SAMIZDAT — Muitos autores da nova geração encantaram-se com os vampiros por causa dos jogos de RPG, especialmente "Vampiro: a Máscara" (publicado no Brasil pela Devir). Você pertence a este grupo ou seu interesse é anterior? Qual foi sua inspiração inicial?

GIULIA — A minha inspiração inicial veio da literatura, do cinema e dos mangás. Só joguei RPG uma única vez, com alguns amigos. Eu adorei! É um jogo incrível, que faz uso de imaginação, de atenção, de perspicácia e é, antes de tudo, uma grande diversão. Mas mesmo àquela época eu não tinha tempo para frequentar as sessões de RPG e por isso não me tornei uma praticante. Tenho muitos leitores RPGistas e alguns deles estão até usando personagens dos meus livros para jogar. Deve ser bem interessante assistir Kaori, Kodo, Mimi e Missora inseridos num jogo de RPG!



SAMIZDAT — Em seu Kaori: perfume de vampira, você narra a história paralelamente em duas épocas e lugares diferentes: no Japão da Era Tokugawa, e na São Paulo contemporânea. É evidente que a porção moderna do enredo depende muito dos eventos narrados na parte do século XVIII. Mesmo assim, como foi o processo de escrita? Como você montou o romance? Foi escrito da forma como se apresenta, ou foram feitas duas tramas, e amarradas posteriormente?

GIULIA — Na verdade, eu tinha duas histórias na cabeça desde o início, e fui escrevendo as duas ao mesmo tempo, para que os detalhes de ambas fossem se entrelaçando. Pois mesmo que a história atual dependa mais da trama do passado do que o contrário, a forma de narrar o passado dependia também do que o leitor já sabia que ia acontecer no futuro. Por exemplo, todo mundo sabia que Kaori não morreria, pois ela reaparece na São Paulo de 2008. Mas a narrativa tinha que manter o leitor em suspense quando ela corria perigo no passado.

Às vezes, eu escrevia dois ou três capítulos no presente para depois voltar ao passado e vice-versa. Noutras vezes eu reescrevia alguns trechos para que se moldasse melhor à trama paralela. Foi um trabalho de verdadeiro artesanato, tecendo, cortando, costurando.



SAMIZDAT — Os protagonistas Kaori e Samuel aparecem em uma outra narrativa - um conto - segundo uma nota do romance. Quem veio primeiro: o conto ou o romance? Há outros personagens reincidentes, em outros contos? Você se sente tentada a escrever uma saga de três, quatro ou sete romances?

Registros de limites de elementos
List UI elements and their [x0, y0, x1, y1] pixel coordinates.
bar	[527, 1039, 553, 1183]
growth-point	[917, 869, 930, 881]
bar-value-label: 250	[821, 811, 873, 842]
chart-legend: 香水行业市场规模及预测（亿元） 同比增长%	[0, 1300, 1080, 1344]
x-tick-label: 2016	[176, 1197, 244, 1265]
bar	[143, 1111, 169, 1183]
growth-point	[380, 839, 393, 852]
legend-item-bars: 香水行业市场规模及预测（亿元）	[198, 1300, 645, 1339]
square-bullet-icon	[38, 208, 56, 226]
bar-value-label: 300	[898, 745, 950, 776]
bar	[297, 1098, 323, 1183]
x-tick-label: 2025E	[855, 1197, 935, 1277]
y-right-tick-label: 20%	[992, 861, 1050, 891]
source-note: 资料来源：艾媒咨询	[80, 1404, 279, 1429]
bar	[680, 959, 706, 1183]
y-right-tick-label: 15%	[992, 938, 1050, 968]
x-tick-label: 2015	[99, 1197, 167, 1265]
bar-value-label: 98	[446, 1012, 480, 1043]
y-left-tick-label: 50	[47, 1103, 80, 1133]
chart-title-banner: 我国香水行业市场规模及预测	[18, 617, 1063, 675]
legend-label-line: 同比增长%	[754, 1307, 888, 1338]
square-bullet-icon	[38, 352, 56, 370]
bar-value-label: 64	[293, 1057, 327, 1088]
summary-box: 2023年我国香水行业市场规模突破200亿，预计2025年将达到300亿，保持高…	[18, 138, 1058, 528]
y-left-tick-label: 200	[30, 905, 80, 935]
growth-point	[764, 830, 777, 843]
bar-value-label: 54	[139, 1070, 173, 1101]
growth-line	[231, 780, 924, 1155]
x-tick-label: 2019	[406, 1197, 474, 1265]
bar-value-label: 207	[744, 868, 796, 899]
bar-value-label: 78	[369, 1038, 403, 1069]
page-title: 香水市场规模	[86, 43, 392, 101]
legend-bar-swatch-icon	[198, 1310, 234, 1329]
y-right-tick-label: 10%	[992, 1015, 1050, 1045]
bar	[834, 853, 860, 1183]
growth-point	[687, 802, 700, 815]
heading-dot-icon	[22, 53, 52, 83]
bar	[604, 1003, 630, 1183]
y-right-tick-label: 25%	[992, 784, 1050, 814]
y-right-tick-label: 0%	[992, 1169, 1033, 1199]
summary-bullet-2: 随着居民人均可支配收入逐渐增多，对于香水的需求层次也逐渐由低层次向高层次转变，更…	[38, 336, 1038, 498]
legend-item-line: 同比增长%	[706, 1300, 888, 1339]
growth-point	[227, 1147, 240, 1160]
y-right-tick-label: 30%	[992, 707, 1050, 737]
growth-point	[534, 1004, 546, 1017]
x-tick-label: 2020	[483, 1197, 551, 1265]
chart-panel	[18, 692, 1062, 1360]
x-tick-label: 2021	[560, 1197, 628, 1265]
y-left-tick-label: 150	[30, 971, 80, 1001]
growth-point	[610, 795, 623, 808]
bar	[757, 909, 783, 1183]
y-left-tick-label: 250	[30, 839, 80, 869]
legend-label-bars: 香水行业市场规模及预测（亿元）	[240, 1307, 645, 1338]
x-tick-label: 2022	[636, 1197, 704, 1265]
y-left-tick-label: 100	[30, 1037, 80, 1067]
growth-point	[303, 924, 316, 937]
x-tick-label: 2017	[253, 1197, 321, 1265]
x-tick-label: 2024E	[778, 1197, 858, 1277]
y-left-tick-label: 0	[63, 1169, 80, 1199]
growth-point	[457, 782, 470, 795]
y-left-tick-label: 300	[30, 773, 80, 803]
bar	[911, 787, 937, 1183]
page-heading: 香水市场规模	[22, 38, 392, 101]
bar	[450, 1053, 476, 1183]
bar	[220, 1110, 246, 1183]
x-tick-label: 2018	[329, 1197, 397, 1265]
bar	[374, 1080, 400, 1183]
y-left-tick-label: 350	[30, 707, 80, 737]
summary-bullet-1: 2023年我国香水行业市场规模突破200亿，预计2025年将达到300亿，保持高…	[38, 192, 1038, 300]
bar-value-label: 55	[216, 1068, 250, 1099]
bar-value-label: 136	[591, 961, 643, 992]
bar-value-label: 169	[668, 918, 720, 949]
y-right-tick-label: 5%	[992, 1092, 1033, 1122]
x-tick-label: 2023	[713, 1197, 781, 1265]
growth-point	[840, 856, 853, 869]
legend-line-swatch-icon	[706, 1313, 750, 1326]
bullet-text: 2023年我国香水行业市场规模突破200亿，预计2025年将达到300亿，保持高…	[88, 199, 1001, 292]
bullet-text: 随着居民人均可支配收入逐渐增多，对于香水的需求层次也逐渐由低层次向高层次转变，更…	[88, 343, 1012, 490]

• _Problema proposto_
Segundo a entrevista, de onde veio a inspiração inicial de Giulia?

• _Solução do exercício_
Da literatura, do cinema e dos mangás.